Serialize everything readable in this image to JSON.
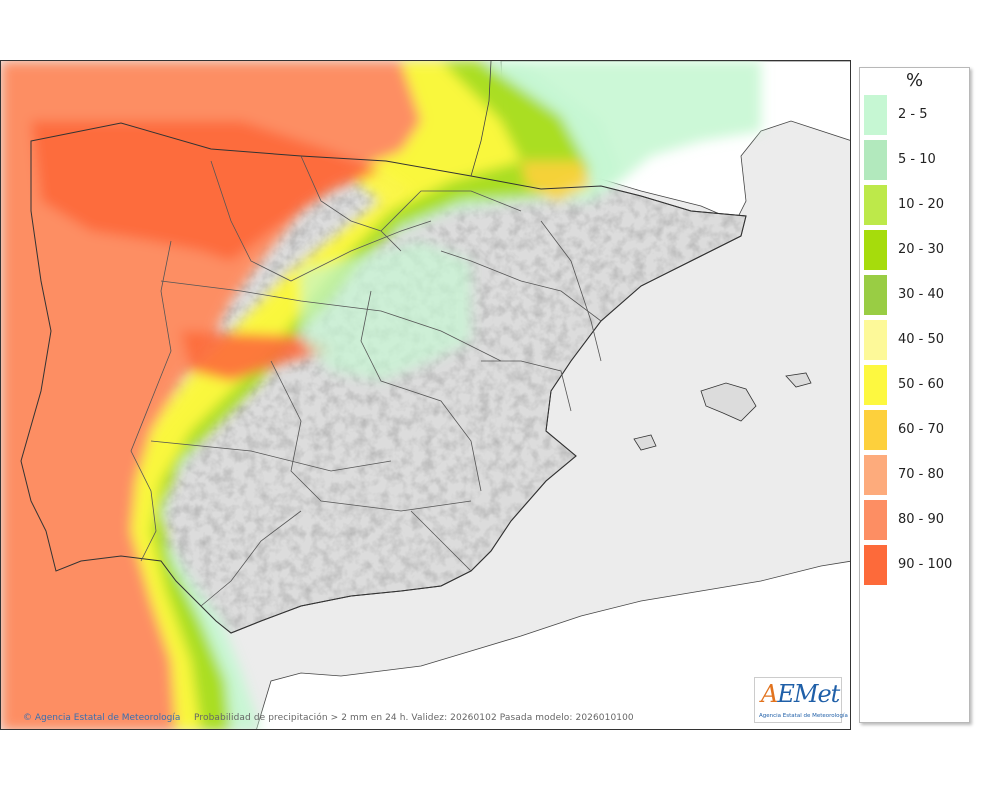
{
  "map": {
    "credit": "Agencia Estatal de Meteorología",
    "caption": "Probabilidad de precipitación > 2 mm en 24 h. Validez: 20260102 Pasada modelo: 2026010100",
    "logo": {
      "text": "AEMet",
      "subtitle": "Agencia Estatal de Meteorología"
    }
  },
  "legend": {
    "title": "%",
    "items": [
      {
        "label": "2 - 5",
        "color": "#c6f7d3"
      },
      {
        "label": "5 - 10",
        "color": "#b2e9bd"
      },
      {
        "label": "10 - 20",
        "color": "#bde94a"
      },
      {
        "label": "20 - 30",
        "color": "#a6dc0c"
      },
      {
        "label": "30 - 40",
        "color": "#99cd44"
      },
      {
        "label": "40 - 50",
        "color": "#fdf999"
      },
      {
        "label": "50 - 60",
        "color": "#fdf840"
      },
      {
        "label": "60 - 70",
        "color": "#fdd03c"
      },
      {
        "label": "70 - 80",
        "color": "#fdab7c"
      },
      {
        "label": "80 - 90",
        "color": "#fd8e63"
      },
      {
        "label": "90 - 100",
        "color": "#fd6a3a"
      }
    ]
  }
}
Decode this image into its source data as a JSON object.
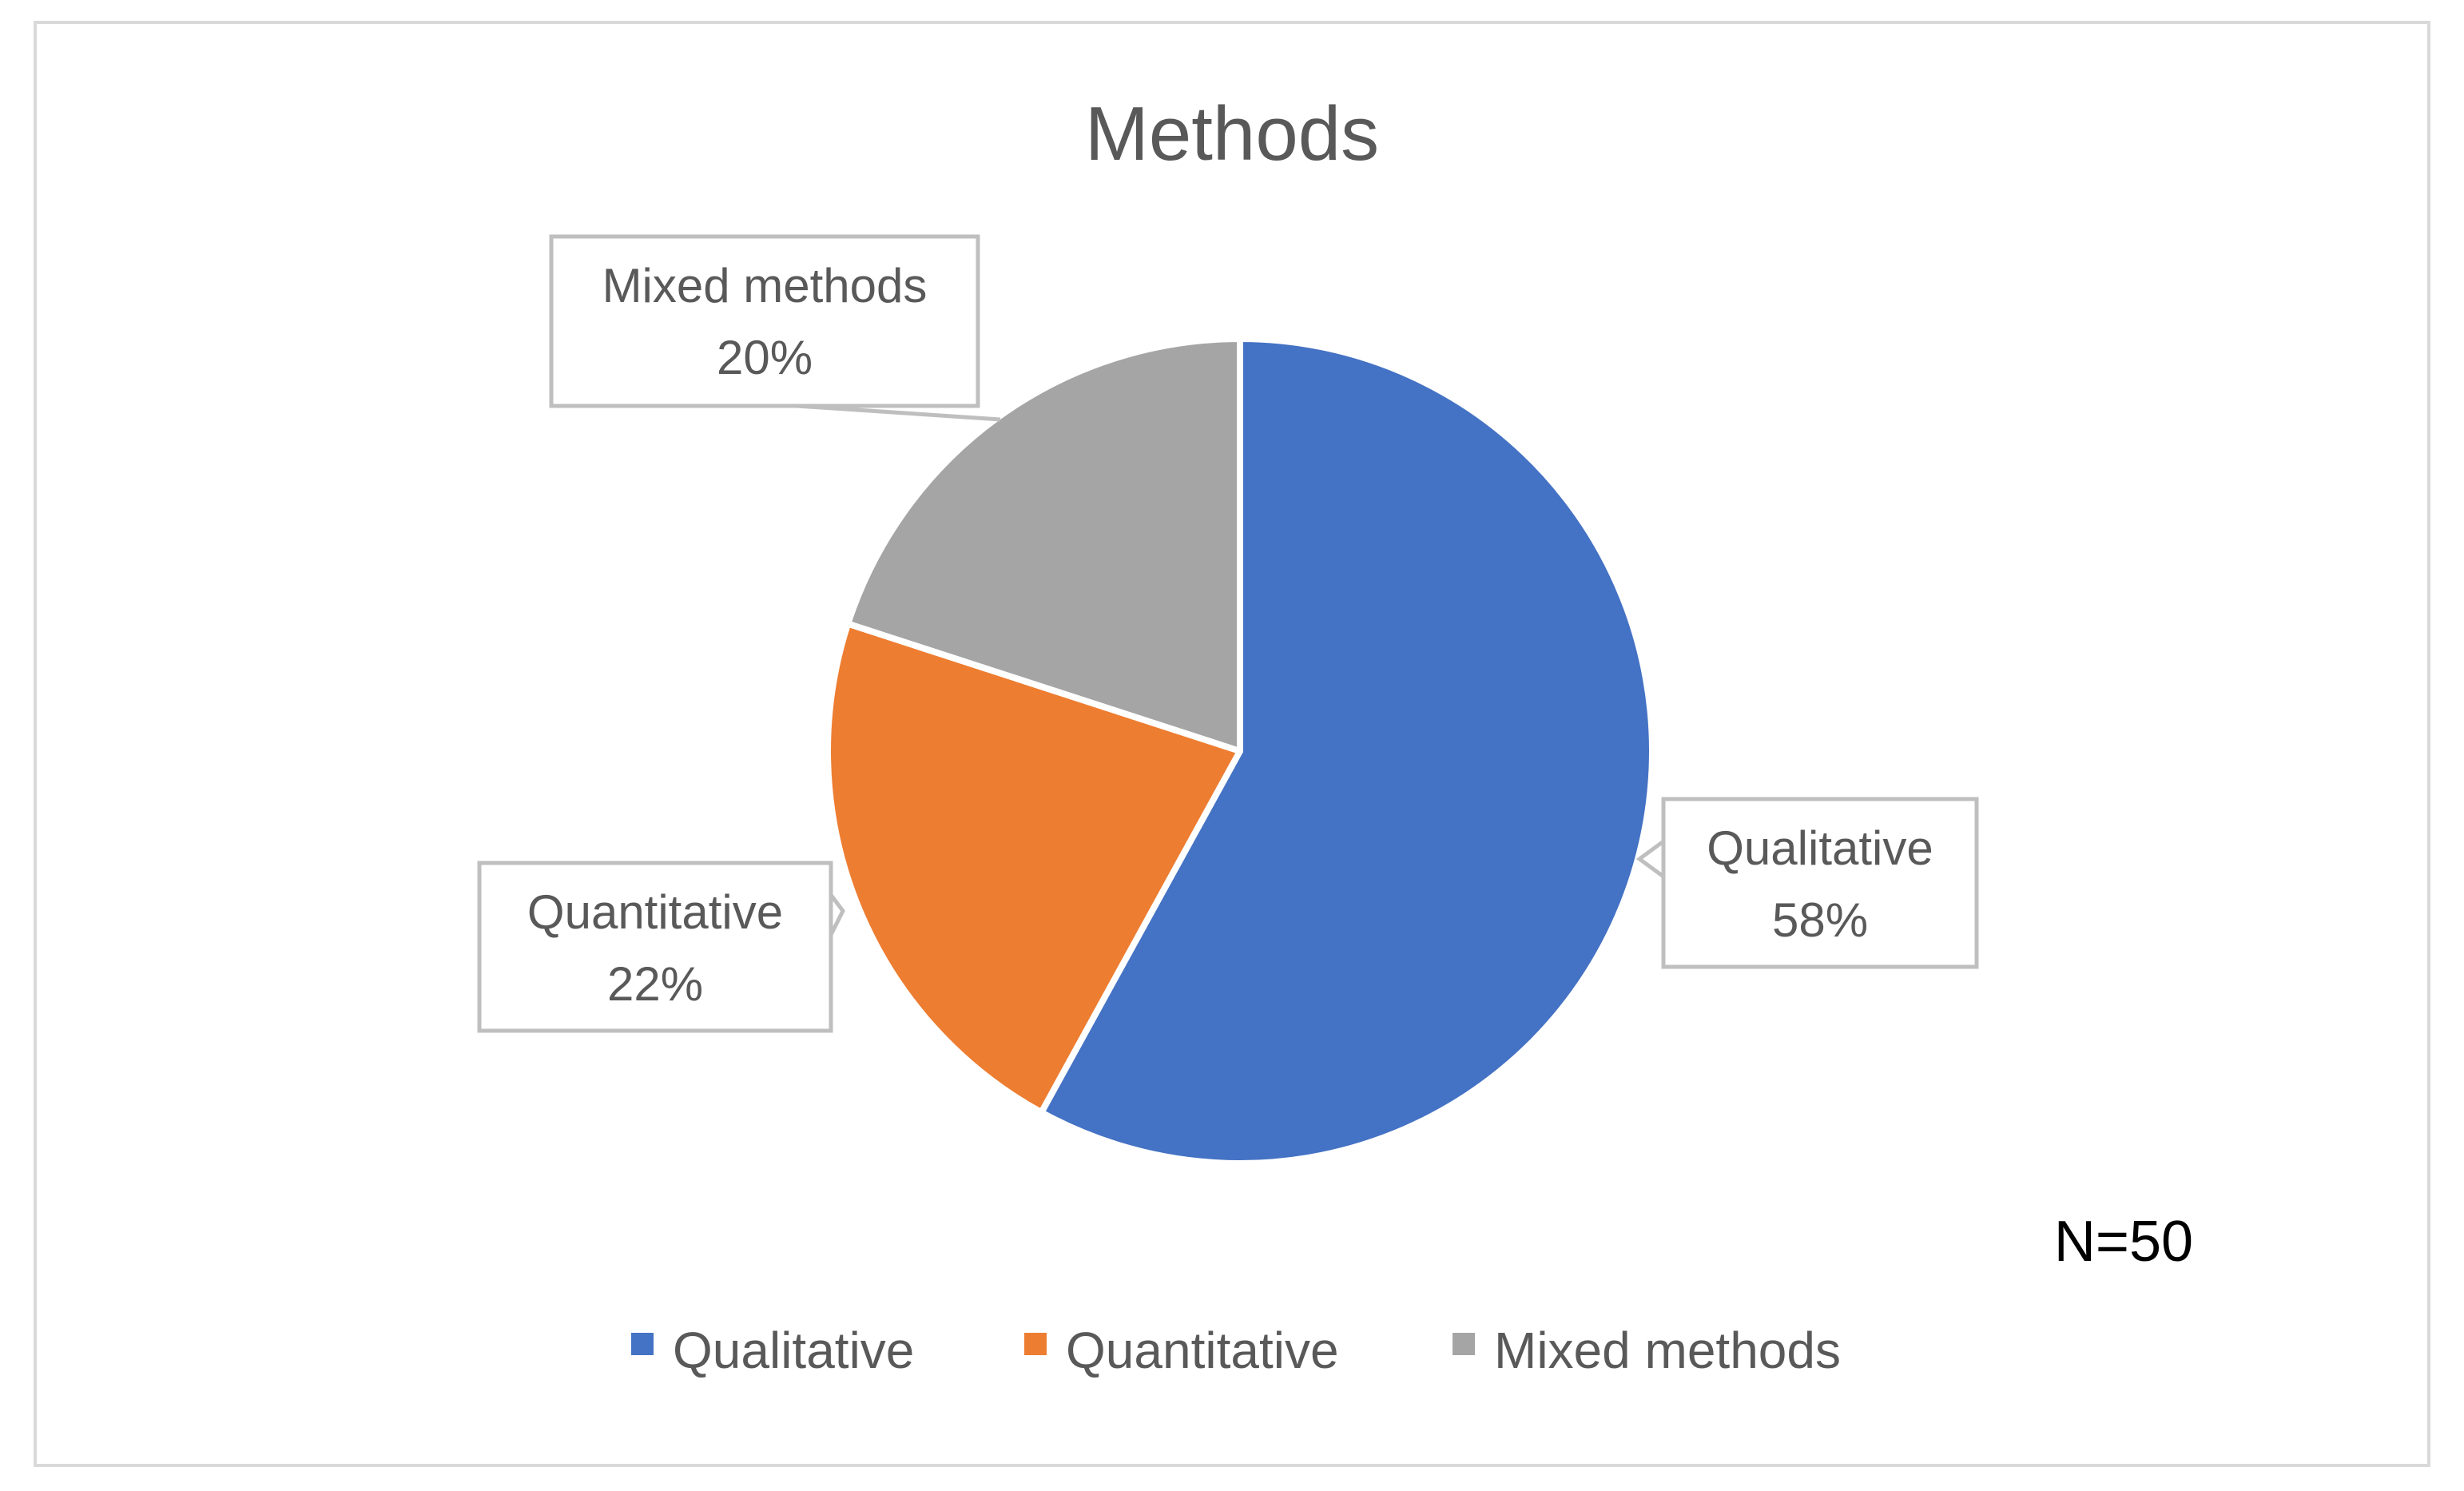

* **Short exercise**
Find each line holding the string "image" and copy it out.

* **Output for this task**
Serialize everything readable in this image to JSON.
Decode this image into its source data as a JSON object.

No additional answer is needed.